▶ _Tarea asignada A_
¿Cómo se llamaba el hijo que doña Jerónima de las Cuevas tuvo con el pintor, según el texto sobre El Greco?
▶ _Tarea asignada B_
Reproduce sin cambios una parte del texto sobre El Greco: comienza en las palabras "Al llegar a" y detente después de "de El Greco.".

▶ _Fragmento del texto_
____

El Greco viaja a España I

Al llegar a la península Ibérica, El Greco se dirige a Madrid, sede de la corte desde 1561. Allí conoció a doña Jerónima de las Cuevas, su esposa, según Camón Aznar; su amante y fiel compañera, según otros. Lo único que sabemos con certeza de este misterioso personaje es que, en Toledo en 1578, dio a luz un hijo del pintor, Jorge Manuel Theotocópuli. Con más poesía que pruebas, se suele identificar a doña Jerónima con la bella Dama del Armiño del Museo de Glasgow, uno de los contados retratos femeninos de El Greco.

En cualquier caso, la estancia de El Greco en Madrid dura solamente unos meses. A finales de 1576 o principios de 1577 se halla ya en Toledo, donde trabaja en dos encargos por intervención de don Diego de Castilla: el ya citado de Santo Domingo el Antiguo y el de un lienzo para el vestuario de canónigos de la sacristía de la Catedral Primada. En el primero, Theotocópuli se cuida no sólo de las nueve pinturas de los tres retablos de la iglesia, sino también de su arquitectura y elementos escultóricos. El genio de El Greco como pintor no ha de hacer olvidar su talento en el trazado de retablos y en la escultura (tallas de su mano se admiran en la Catedral de Toledo, en el Hospital Tavera de la misma ciudad y en el Museo del Prado), en la que recibe la influencia de Alonso Berruguete.

____

▶ _Registros dados_
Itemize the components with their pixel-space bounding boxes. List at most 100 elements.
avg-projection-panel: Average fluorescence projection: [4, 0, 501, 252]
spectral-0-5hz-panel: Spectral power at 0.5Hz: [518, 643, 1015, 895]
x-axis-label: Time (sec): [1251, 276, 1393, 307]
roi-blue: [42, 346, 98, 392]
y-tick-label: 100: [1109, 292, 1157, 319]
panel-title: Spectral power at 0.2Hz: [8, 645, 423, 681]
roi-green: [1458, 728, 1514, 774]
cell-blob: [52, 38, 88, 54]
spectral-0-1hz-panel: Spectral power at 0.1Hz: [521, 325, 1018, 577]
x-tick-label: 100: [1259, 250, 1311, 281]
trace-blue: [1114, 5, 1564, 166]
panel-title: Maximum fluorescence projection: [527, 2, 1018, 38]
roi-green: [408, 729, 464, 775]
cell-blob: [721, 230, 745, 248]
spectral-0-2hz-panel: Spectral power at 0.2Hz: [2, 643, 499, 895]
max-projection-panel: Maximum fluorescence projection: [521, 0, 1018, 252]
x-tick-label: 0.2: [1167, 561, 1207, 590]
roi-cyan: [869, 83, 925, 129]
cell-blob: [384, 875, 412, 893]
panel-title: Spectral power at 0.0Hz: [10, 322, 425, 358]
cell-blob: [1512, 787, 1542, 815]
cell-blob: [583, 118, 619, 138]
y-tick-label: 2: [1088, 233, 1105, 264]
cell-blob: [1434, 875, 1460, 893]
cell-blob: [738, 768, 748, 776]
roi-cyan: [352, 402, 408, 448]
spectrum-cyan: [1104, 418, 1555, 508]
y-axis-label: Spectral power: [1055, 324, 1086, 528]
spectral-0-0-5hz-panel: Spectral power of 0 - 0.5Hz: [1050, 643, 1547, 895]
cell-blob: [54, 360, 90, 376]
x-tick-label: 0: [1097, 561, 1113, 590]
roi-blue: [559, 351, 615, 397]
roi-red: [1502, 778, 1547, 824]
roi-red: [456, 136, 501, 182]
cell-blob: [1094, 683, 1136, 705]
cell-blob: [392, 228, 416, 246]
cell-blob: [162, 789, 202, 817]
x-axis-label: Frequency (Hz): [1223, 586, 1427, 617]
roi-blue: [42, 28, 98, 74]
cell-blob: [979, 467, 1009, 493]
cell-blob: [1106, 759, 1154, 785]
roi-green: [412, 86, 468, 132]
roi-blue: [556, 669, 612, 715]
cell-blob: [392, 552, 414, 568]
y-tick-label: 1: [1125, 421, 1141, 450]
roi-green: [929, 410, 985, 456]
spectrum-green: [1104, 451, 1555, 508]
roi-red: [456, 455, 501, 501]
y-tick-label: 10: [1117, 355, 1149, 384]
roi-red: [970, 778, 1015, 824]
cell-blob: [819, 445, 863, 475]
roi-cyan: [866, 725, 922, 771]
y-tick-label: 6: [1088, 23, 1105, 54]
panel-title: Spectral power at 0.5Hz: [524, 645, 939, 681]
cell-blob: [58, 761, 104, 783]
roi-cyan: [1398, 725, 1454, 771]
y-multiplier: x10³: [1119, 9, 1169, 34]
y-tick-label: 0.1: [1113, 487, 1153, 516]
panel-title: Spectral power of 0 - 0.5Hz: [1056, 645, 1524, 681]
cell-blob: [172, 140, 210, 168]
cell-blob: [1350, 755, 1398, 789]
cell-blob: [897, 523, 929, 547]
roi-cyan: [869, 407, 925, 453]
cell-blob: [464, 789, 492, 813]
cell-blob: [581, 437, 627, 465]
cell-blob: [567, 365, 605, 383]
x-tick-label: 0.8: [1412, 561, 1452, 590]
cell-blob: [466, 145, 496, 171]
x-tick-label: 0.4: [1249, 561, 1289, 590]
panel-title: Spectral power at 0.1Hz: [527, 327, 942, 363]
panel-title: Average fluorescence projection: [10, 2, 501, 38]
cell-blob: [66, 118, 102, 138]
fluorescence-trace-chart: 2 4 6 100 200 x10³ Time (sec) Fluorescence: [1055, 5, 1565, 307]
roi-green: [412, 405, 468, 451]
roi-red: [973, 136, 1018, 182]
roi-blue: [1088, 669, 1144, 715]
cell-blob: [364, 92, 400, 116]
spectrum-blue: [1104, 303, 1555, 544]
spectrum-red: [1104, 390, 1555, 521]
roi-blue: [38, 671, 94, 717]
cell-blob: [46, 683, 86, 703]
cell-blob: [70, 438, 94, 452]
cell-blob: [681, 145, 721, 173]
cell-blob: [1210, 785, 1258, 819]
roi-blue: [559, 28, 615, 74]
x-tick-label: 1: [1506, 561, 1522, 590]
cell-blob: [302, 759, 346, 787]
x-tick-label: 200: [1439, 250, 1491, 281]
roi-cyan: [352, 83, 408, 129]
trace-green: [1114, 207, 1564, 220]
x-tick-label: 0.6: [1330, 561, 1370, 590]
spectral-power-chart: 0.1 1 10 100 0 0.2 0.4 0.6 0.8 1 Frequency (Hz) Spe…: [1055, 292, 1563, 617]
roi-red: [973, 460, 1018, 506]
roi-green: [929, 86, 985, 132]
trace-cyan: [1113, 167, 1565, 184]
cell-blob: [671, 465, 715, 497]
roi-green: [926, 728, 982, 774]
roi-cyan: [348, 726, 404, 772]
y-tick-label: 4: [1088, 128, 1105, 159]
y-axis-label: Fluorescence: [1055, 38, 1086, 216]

____

▶ _Resultado A_
Jorge Manuel Theotocópuli.

▶ _Resultado B_
Al llegar a la península Ibérica, El Greco se dirige a Madrid, sede de la corte desde 1561. Allí conoció a doña Jerónima de las Cuevas, su esposa, según Camón Aznar; su amante y fiel compañera, según otros. Lo único que sabemos con certeza de este misterioso personaje es que, en Toledo en 1578, dio a luz un hijo del pintor, Jorge Manuel Theotocópuli. Con más poesía que pruebas, se suele identificar a doña Jerónima con la bella Dama del Armiño del Museo de Glasgow, uno de los contados retratos femeninos de El Greco.